• **Exercise goal**:
All the entries need to be quoted exactly, apart from the pictures, which you should drop.
===
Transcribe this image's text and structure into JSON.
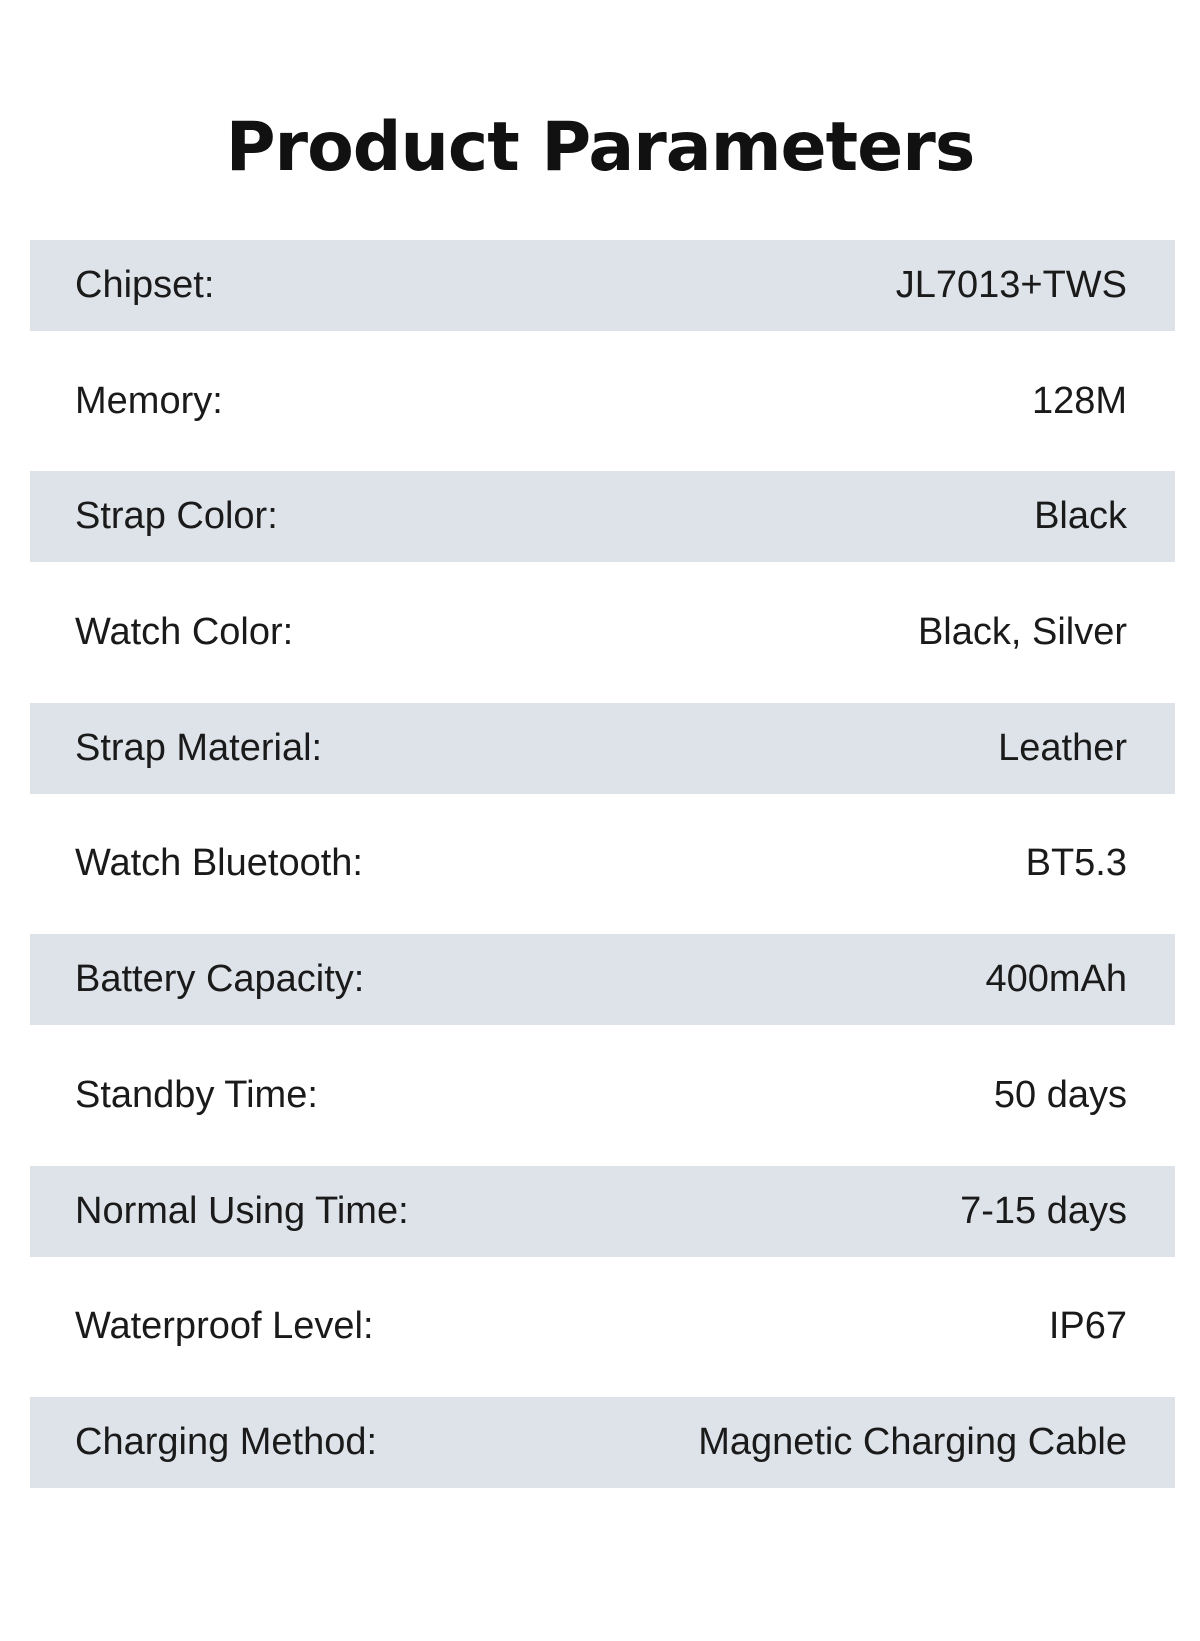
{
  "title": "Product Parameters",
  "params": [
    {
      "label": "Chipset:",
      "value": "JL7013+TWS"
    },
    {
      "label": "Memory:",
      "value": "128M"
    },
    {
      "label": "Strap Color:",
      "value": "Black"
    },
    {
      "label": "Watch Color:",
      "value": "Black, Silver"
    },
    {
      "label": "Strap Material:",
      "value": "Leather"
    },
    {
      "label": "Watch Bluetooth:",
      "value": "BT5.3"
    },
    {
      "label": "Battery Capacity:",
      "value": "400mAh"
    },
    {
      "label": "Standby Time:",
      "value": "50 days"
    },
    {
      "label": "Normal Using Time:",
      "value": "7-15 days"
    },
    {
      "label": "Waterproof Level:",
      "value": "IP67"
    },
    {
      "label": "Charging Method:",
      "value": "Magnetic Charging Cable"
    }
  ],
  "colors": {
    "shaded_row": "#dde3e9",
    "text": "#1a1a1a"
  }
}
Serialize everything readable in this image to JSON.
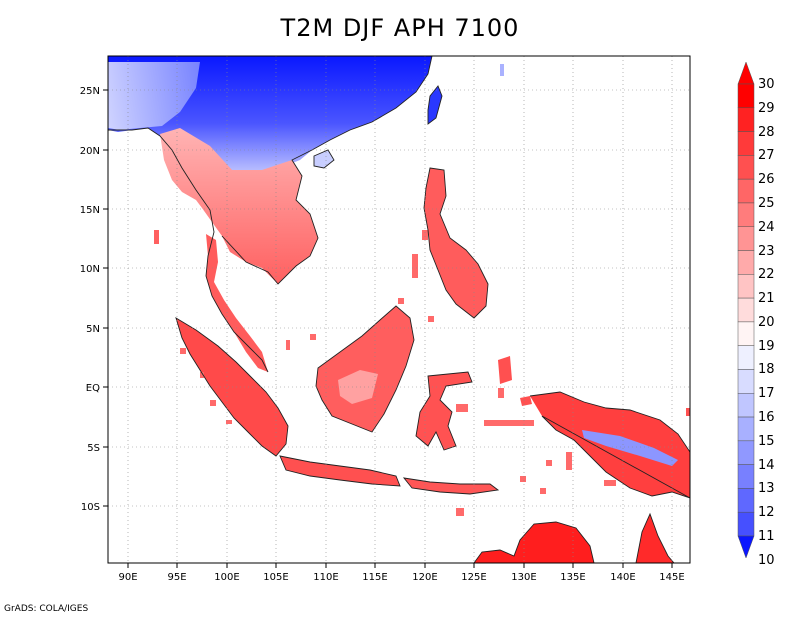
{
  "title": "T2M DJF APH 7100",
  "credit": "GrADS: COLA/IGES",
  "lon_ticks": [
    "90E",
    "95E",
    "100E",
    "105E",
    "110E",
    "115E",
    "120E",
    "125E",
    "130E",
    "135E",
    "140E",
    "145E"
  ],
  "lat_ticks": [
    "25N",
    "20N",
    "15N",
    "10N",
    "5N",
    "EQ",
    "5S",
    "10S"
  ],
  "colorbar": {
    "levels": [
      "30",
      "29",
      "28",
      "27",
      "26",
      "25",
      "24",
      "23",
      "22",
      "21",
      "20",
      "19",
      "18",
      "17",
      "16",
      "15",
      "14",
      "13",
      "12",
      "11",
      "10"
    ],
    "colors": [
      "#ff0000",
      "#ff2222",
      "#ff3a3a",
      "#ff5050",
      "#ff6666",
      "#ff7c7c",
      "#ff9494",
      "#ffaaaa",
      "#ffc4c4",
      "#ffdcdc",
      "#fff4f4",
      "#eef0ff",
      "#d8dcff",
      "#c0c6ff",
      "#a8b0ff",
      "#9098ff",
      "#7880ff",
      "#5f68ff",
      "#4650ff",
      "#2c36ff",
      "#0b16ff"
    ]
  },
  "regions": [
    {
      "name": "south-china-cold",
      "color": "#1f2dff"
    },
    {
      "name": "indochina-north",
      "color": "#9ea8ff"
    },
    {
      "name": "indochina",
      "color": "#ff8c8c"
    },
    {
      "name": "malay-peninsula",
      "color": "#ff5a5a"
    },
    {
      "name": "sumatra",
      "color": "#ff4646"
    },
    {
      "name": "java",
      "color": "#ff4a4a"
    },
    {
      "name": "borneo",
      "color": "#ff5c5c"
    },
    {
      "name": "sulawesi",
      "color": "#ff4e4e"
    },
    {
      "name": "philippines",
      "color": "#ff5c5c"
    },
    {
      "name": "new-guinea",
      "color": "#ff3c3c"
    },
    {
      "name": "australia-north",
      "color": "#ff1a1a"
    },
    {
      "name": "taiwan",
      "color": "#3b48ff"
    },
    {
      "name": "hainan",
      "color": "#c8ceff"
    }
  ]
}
===
• **Response below**:
Transcribe this image's text and structure into JSON.
{
  "title": "Product Parameters",
  "params": [
    {
      "label": "Chipset:",
      "value": "JL7013+TWS"
    },
    {
      "label": "Memory:",
      "value": "128M"
    },
    {
      "label": "Strap Color:",
      "value": "Black"
    },
    {
      "label": "Watch Color:",
      "value": "Black, Silver"
    },
    {
      "label": "Strap Material:",
      "value": "Leather"
    },
    {
      "label": "Watch Bluetooth:",
      "value": "BT5.3"
    },
    {
      "label": "Battery Capacity:",
      "value": "400mAh"
    },
    {
      "label": "Standby Time:",
      "value": "50 days"
    },
    {
      "label": "Normal Using Time:",
      "value": "7-15 days"
    },
    {
      "label": "Waterproof Level:",
      "value": "IP67"
    },
    {
      "label": "Charging Method:",
      "value": "Magnetic Charging Cable"
    }
  ],
  "colors": {
    "shaded_row": "#dde3e9",
    "text": "#1a1a1a"
  }
}
Serialize everything readable in this image to JSON.
{
  "title": "T2M DJF APH 7100",
  "credit": "GrADS: COLA/IGES",
  "lon_ticks": [
    "90E",
    "95E",
    "100E",
    "105E",
    "110E",
    "115E",
    "120E",
    "125E",
    "130E",
    "135E",
    "140E",
    "145E"
  ],
  "lat_ticks": [
    "25N",
    "20N",
    "15N",
    "10N",
    "5N",
    "EQ",
    "5S",
    "10S"
  ],
  "colorbar": {
    "levels": [
      "30",
      "29",
      "28",
      "27",
      "26",
      "25",
      "24",
      "23",
      "22",
      "21",
      "20",
      "19",
      "18",
      "17",
      "16",
      "15",
      "14",
      "13",
      "12",
      "11",
      "10"
    ],
    "colors": [
      "#ff0000",
      "#ff2222",
      "#ff3a3a",
      "#ff5050",
      "#ff6666",
      "#ff7c7c",
      "#ff9494",
      "#ffaaaa",
      "#ffc4c4",
      "#ffdcdc",
      "#fff4f4",
      "#eef0ff",
      "#d8dcff",
      "#c0c6ff",
      "#a8b0ff",
      "#9098ff",
      "#7880ff",
      "#5f68ff",
      "#4650ff",
      "#2c36ff",
      "#0b16ff"
    ]
  },
  "regions": [
    {
      "name": "south-china-cold",
      "color": "#1f2dff"
    },
    {
      "name": "indochina-north",
      "color": "#9ea8ff"
    },
    {
      "name": "indochina",
      "color": "#ff8c8c"
    },
    {
      "name": "malay-peninsula",
      "color": "#ff5a5a"
    },
    {
      "name": "sumatra",
      "color": "#ff4646"
    },
    {
      "name": "java",
      "color": "#ff4a4a"
    },
    {
      "name": "borneo",
      "color": "#ff5c5c"
    },
    {
      "name": "sulawesi",
      "color": "#ff4e4e"
    },
    {
      "name": "philippines",
      "color": "#ff5c5c"
    },
    {
      "name": "new-guinea",
      "color": "#ff3c3c"
    },
    {
      "name": "australia-north",
      "color": "#ff1a1a"
    },
    {
      "name": "taiwan",
      "color": "#3b48ff"
    },
    {
      "name": "hainan",
      "color": "#c8ceff"
    }
  ]
}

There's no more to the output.